— START RECORDS FOR PROCESSING —

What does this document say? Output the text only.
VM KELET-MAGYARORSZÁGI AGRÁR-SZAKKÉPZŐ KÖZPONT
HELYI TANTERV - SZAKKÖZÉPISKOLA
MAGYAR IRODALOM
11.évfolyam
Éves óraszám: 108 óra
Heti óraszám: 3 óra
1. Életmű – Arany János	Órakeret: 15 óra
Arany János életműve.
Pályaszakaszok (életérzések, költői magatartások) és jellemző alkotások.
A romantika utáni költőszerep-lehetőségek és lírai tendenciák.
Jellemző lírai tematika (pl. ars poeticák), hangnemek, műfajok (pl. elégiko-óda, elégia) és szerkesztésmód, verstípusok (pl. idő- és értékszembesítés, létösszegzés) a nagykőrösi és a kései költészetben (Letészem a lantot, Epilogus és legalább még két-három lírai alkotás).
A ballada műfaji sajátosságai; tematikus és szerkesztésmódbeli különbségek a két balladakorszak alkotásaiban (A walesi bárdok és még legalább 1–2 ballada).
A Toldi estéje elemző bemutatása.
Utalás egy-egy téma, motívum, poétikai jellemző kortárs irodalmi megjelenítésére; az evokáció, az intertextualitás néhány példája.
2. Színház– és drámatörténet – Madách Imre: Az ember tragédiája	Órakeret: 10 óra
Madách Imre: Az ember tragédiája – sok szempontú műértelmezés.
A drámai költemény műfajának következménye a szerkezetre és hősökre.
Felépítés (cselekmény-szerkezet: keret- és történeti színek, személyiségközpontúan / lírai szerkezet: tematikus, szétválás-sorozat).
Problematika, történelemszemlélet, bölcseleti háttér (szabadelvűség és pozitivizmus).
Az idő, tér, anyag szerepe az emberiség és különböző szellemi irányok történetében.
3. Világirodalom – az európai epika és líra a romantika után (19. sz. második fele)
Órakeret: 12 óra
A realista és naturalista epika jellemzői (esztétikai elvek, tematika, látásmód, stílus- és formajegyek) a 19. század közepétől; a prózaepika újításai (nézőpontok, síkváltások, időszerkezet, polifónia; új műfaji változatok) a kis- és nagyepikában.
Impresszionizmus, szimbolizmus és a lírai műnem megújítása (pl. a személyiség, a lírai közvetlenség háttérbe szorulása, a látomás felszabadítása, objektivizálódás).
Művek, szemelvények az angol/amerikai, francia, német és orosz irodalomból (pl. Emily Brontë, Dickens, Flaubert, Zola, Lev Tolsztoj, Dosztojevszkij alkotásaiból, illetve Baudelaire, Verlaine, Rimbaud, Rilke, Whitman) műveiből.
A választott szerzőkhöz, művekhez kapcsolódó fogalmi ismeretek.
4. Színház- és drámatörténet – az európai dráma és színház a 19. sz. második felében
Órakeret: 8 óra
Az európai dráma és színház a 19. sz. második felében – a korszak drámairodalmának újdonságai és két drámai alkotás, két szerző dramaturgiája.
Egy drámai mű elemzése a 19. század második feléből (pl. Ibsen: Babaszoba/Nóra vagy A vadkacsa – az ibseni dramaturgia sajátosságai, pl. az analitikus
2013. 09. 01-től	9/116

— END RECORDS FOR PROCESSING —

GIVEN REQUEST> Scan the lines for the string "tragédiája". Pick out every line that has it.

ANSWER TO THIS TASK>
2. Színház– és drámatörténet – Madách Imre: Az ember tragédiája	Órakeret: 10 óra
Madách Imre: Az ember tragédiája – sok szempontú műértelmezés.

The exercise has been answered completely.